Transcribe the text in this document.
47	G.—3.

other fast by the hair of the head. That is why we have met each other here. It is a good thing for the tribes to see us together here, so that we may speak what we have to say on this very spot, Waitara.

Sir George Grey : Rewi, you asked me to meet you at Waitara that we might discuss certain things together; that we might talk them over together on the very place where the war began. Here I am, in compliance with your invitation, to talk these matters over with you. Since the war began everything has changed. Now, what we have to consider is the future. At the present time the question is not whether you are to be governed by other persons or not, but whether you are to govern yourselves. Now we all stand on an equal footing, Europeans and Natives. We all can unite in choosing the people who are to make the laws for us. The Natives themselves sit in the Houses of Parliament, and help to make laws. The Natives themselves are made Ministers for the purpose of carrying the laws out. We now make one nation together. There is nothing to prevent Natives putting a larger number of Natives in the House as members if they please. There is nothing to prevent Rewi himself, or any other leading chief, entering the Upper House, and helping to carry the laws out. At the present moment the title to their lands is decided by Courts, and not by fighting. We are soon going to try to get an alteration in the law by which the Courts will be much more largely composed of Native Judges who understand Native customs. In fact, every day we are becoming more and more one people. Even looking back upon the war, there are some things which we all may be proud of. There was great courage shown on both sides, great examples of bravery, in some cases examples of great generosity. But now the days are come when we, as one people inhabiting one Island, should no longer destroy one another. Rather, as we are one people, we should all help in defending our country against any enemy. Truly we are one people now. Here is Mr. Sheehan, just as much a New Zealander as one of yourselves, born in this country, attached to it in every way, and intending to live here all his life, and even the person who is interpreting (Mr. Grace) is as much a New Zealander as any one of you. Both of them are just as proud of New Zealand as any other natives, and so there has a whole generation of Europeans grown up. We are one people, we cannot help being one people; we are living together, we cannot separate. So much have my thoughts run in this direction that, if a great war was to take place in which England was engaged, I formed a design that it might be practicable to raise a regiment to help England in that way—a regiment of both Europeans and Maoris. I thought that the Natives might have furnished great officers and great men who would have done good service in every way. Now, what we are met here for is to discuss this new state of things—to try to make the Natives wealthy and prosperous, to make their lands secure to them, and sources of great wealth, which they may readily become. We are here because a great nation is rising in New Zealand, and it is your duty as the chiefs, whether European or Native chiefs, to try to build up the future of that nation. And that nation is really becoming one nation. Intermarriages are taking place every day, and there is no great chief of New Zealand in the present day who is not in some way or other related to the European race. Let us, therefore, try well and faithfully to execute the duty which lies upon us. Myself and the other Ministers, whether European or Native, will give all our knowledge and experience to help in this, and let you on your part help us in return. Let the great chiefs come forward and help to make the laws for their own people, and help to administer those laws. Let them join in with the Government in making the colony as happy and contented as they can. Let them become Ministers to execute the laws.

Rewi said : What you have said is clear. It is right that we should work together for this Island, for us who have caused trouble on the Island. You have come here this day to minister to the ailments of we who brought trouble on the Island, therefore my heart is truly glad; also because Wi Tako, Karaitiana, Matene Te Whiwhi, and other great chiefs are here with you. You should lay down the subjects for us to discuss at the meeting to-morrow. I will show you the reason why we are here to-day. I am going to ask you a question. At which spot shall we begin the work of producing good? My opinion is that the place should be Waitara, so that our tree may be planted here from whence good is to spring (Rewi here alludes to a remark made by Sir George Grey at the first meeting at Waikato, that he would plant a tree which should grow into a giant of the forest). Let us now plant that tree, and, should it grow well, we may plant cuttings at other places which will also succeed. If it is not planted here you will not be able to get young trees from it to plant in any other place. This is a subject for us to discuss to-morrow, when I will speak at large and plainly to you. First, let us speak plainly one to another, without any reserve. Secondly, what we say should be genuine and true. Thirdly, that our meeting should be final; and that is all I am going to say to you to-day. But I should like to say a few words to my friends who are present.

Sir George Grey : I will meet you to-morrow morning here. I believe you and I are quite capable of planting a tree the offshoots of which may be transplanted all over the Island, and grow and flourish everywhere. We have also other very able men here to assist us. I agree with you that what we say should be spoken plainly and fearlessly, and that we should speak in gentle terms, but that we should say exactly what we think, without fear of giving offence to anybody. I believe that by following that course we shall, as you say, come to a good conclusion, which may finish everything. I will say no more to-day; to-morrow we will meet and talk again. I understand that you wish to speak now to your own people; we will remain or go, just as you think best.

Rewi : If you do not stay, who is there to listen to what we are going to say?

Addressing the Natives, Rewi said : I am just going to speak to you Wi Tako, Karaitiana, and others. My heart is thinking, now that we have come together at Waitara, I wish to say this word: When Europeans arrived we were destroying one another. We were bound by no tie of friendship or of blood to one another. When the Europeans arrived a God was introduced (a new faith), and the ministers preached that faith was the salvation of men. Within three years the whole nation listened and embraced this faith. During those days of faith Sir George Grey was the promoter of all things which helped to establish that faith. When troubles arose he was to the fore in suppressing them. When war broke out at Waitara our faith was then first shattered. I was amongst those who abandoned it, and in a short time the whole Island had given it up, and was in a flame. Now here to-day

§ STATED EXERCISE:
Transcribe the whole listing with nothing added or left out.

§ ANSWER TO THE TASK:
Transcribe the text in this document.
47	G.—3.

other fast by the hair of the head. That is why we have met each other here. It is a good thing for the tribes to see us together here, so that we may speak what we have to say on this very spot, Waitara.

Sir George Grey : Rewi, you asked me to meet you at Waitara that we might discuss certain things together; that we might talk them over together on the very place where the war began. Here I am, in compliance with your invitation, to talk these matters over with you. Since the war began everything has changed. Now, what we have to consider is the future. At the present time the question is not whether you are to be governed by other persons or not, but whether you are to govern yourselves. Now we all stand on an equal footing, Europeans and Natives. We all can unite in choosing the people who are to make the laws for us. The Natives themselves sit in the Houses of Parliament, and help to make laws. The Natives themselves are made Ministers for the purpose of carrying the laws out. We now make one nation together. There is nothing to prevent Natives putting a larger number of Natives in the House as members if they please. There is nothing to prevent Rewi himself, or any other leading chief, entering the Upper House, and helping to carry the laws out. At the present moment the title to their lands is decided by Courts, and not by fighting. We are soon going to try to get an alteration in the law by which the Courts will be much more largely composed of Native Judges who understand Native customs. In fact, every day we are becoming more and more one people. Even looking back upon the war, there are some things which we all may be proud of. There was great courage shown on both sides, great examples of bravery, in some cases examples of great generosity. But now the days are come when we, as one people inhabiting one Island, should no longer destroy one another. Rather, as we are one people, we should all help in defending our country against any enemy. Truly we are one people now. Here is Mr. Sheehan, just as much a New Zealander as one of yourselves, born in this country, attached to it in every way, and intending to live here all his life, and even the person who is interpreting (Mr. Grace) is as much a New Zealander as any one of you. Both of them are just as proud of New Zealand as any other natives, and so there has a whole generation of Europeans grown up. We are one people, we cannot help being one people; we are living together, we cannot separate. So much have my thoughts run in this direction that, if a great war was to take place in which England was engaged, I formed a design that it might be practicable to raise a regiment to help England in that way—a regiment of both Europeans and Maoris. I thought that the Natives might have furnished great officers and great men who would have done good service in every way. Now, what we are met here for is to discuss this new state of things—to try to make the Natives wealthy and prosperous, to make their lands secure to them, and sources of great wealth, which they may readily become. We are here because a great nation is rising in New Zealand, and it is your duty as the chiefs, whether European or Native chiefs, to try to build up the future of that nation. And that nation is really becoming one nation. Intermarriages are taking place every day, and there is no great chief of New Zealand in the present day who is not in some way or other related to the European race. Let us, therefore, try well and faithfully to execute the duty which lies upon us. Myself and the other Ministers, whether European or Native, will give all our knowledge and experience to help in this, and let you on your part help us in return. Let the great chiefs come forward and help to make the laws for their own people, and help to administer those laws. Let them join in with the Government in making the colony as happy and contented as they can. Let them become Ministers to execute the laws.

Rewi said : What you have said is clear. It is right that we should work together for this Island, for us who have caused trouble on the Island. You have come here this day to minister to the ailments of we who brought trouble on the Island, therefore my heart is truly glad; also because Wi Tako, Karaitiana, Matene Te Whiwhi, and other great chiefs are here with you. You should lay down the subjects for us to discuss at the meeting to-morrow. I will show you the reason why we are here to-day. I am going to ask you a question. At which spot shall we begin the work of producing good? My opinion is that the place should be Waitara, so that our tree may be planted here from whence good is to spring (Rewi here alludes to a remark made by Sir George Grey at the first meeting at Waikato, that he would plant a tree which should grow into a giant of the forest). Let us now plant that tree, and, should it grow well, we may plant cuttings at other places which will also succeed. If it is not planted here you will not be able to get young trees from it to plant in any other place. This is a subject for us to discuss to-morrow, when I will speak at large and plainly to you. First, let us speak plainly one to another, without any reserve. Secondly, what we say should be genuine and true. Thirdly, that our meeting should be final; and that is all I am going to say to you to-day. But I should like to say a few words to my friends who are present.

Sir George Grey : I will meet you to-morrow morning here. I believe you and I are quite capable of planting a tree the offshoots of which may be transplanted all over the Island, and grow and flourish everywhere. We have also other very able men here to assist us. I agree with you that what we say should be spoken plainly and fearlessly, and that we should speak in gentle terms, but that we should say exactly what we think, without fear of giving offence to anybody. I believe that by following that course we shall, as you say, come to a good conclusion, which may finish everything. I will say no more to-day; to-morrow we will meet and talk again. I understand that you wish to speak now to your own people; we will remain or go, just as you think best.

Rewi : If you do not stay, who is there to listen to what we are going to say?

Addressing the Natives, Rewi said : I am just going to speak to you Wi Tako, Karaitiana, and others. My heart is thinking, now that we have come together at Waitara, I wish to say this word: When Europeans arrived we were destroying one another. We were bound by no tie of friendship or of blood to one another. When the Europeans arrived a God was introduced (a new faith), and the ministers preached that faith was the salvation of men. Within three years the whole nation listened and embraced this faith. During those days of faith Sir George Grey was the promoter of all things which helped to establish that faith. When troubles arose he was to the fore in suppressing them. When war broke out at Waitara our faith was then first shattered. I was amongst those who abandoned it, and in a short time the whole Island had given it up, and was in a flame. Now here to-day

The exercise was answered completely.